Can you quote the records below in full, word for word?

Data items
◇ ◇ ◇ ◇ ◇

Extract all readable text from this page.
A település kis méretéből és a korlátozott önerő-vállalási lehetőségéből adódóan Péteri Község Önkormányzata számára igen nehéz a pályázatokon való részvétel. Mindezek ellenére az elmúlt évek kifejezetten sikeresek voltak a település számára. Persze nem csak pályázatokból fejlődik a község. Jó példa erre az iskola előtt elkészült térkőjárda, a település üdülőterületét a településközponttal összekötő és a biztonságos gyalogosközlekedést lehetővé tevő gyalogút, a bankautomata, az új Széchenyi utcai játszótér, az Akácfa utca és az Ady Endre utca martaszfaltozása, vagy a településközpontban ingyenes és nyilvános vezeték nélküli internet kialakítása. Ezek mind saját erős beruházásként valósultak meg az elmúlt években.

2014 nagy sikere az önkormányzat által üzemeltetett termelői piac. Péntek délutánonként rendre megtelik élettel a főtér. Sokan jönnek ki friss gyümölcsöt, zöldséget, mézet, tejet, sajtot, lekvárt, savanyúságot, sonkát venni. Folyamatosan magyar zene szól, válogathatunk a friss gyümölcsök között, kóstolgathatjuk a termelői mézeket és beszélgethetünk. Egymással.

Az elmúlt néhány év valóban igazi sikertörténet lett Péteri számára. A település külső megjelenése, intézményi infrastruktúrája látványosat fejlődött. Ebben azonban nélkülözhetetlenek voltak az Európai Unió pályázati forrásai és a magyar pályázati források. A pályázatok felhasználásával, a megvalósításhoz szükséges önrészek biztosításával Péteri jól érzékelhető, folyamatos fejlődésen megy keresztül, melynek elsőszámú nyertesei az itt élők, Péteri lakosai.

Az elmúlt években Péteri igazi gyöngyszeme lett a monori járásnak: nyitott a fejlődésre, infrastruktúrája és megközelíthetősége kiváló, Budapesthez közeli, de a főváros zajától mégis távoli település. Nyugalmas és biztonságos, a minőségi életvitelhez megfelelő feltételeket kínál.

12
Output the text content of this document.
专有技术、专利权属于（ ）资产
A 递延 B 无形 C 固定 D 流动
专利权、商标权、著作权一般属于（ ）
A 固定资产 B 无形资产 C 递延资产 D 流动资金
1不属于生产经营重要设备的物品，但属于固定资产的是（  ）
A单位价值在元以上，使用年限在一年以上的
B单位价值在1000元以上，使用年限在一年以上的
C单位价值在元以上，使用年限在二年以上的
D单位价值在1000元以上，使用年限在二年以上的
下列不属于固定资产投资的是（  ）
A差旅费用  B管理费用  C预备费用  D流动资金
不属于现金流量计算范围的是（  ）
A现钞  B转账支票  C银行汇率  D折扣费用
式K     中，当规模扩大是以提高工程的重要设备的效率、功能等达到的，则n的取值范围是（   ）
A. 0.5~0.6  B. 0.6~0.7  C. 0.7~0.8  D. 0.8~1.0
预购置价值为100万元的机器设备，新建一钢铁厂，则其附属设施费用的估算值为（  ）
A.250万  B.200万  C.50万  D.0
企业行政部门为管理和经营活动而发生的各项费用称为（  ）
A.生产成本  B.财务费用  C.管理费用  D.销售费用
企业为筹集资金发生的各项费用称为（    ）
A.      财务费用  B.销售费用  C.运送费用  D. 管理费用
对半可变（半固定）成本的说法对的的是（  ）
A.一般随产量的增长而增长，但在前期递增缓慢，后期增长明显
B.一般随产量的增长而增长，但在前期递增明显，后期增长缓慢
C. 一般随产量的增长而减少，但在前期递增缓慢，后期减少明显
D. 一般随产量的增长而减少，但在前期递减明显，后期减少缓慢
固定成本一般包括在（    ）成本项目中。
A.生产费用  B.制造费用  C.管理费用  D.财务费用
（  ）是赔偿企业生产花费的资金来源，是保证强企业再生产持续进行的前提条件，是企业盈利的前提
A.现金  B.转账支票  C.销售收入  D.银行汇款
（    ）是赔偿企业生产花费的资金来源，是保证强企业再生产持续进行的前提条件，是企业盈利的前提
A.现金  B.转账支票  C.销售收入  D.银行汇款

◇ ◇ ◇ ◇ ◇

#### CORRECT RESULT
Extract all readable text from this page.
A település kis méretéből és a korlátozott önerő-vállalási lehetőségéből adódóan Péteri Község Önkormányzata számára igen nehéz a pályázatokon való részvétel. Mindezek ellenére az elmúlt évek kifejezetten sikeresek voltak a település számára. Persze nem csak pályázatokból fejlődik a község. Jó példa erre az iskola előtt elkészült térkőjárda, a település üdülőterületét a településközponttal összekötő és a biztonságos gyalogosközlekedést lehetővé tevő gyalogút, a bankautomata, az új Széchenyi utcai játszótér, az Akácfa utca és az Ady Endre utca martaszfaltozása, vagy a településközpontban ingyenes és nyilvános vezeték nélküli internet kialakítása. Ezek mind saját erős beruházásként valósultak meg az elmúlt években.

2014 nagy sikere az önkormányzat által üzemeltetett termelői piac. Péntek délutánonként rendre megtelik élettel a főtér. Sokan jönnek ki friss gyümölcsöt, zöldséget, mézet, tejet, sajtot, lekvárt, savanyúságot, sonkát venni. Folyamatosan magyar zene szól, válogathatunk a friss gyümölcsök között, kóstolgathatjuk a termelői mézeket és beszélgethetünk. Egymással.

Az elmúlt néhány év valóban igazi sikertörténet lett Péteri számára. A település külső megjelenése, intézményi infrastruktúrája látványosat fejlődött. Ebben azonban nélkülözhetetlenek voltak az Európai Unió pályázati forrásai és a magyar pályázati források. A pályázatok felhasználásával, a megvalósításhoz szükséges önrészek biztosításával Péteri jól érzékelhető, folyamatos fejlődésen megy keresztül, melynek elsőszámú nyertesei az itt élők, Péteri lakosai.

Az elmúlt években Péteri igazi gyöngyszeme lett a monori járásnak: nyitott a fejlődésre, infrastruktúrája és megközelíthetősége kiváló, Budapesthez közeli, de a főváros zajától mégis távoli település. Nyugalmas és biztonságos, a minőségi életvitelhez megfelelő feltételeket kínál.

12
Output the text content of this document.
专有技术、专利权属于（ ）资产
A 递延 B 无形 C 固定 D 流动
专利权、商标权、著作权一般属于（ ）
A 固定资产 B 无形资产 C 递延资产 D 流动资金
1不属于生产经营重要设备的物品，但属于固定资产的是（  ）
A单位价值在元以上，使用年限在一年以上的
B单位价值在1000元以上，使用年限在一年以上的
C单位价值在元以上，使用年限在二年以上的
D单位价值在1000元以上，使用年限在二年以上的
下列不属于固定资产投资的是（  ）
A差旅费用  B管理费用  C预备费用  D流动资金
不属于现金流量计算范围的是（  ）
A现钞  B转账支票  C银行汇率  D折扣费用
式K     中，当规模扩大是以提高工程的重要设备的效率、功能等达到的，则n的取值范围是（   ）
A. 0.5~0.6  B. 0.6~0.7  C. 0.7~0.8  D. 0.8~1.0
预购置价值为100万元的机器设备，新建一钢铁厂，则其附属设施费用的估算值为（  ）
A.250万  B.200万  C.50万  D.0
企业行政部门为管理和经营活动而发生的各项费用称为（  ）
A.生产成本  B.财务费用  C.管理费用  D.销售费用
企业为筹集资金发生的各项费用称为（    ）
A.      财务费用  B.销售费用  C.运送费用  D. 管理费用
对半可变（半固定）成本的说法对的的是（  ）
A.一般随产量的增长而增长，但在前期递增缓慢，后期增长明显
B.一般随产量的增长而增长，但在前期递增明显，后期增长缓慢
C. 一般随产量的增长而减少，但在前期递增缓慢，后期减少明显
D. 一般随产量的增长而减少，但在前期递减明显，后期减少缓慢
固定成本一般包括在（    ）成本项目中。
A.生产费用  B.制造费用  C.管理费用  D.财务费用
（  ）是赔偿企业生产花费的资金来源，是保证强企业再生产持续进行的前提条件，是企业盈利的前提
A.现金  B.转账支票  C.销售收入  D.银行汇款
（    ）是赔偿企业生产花费的资金来源，是保证强企业再生产持续进行的前提条件，是企业盈利的前提
A.现金  B.转账支票  C.销售收入  D.银行汇款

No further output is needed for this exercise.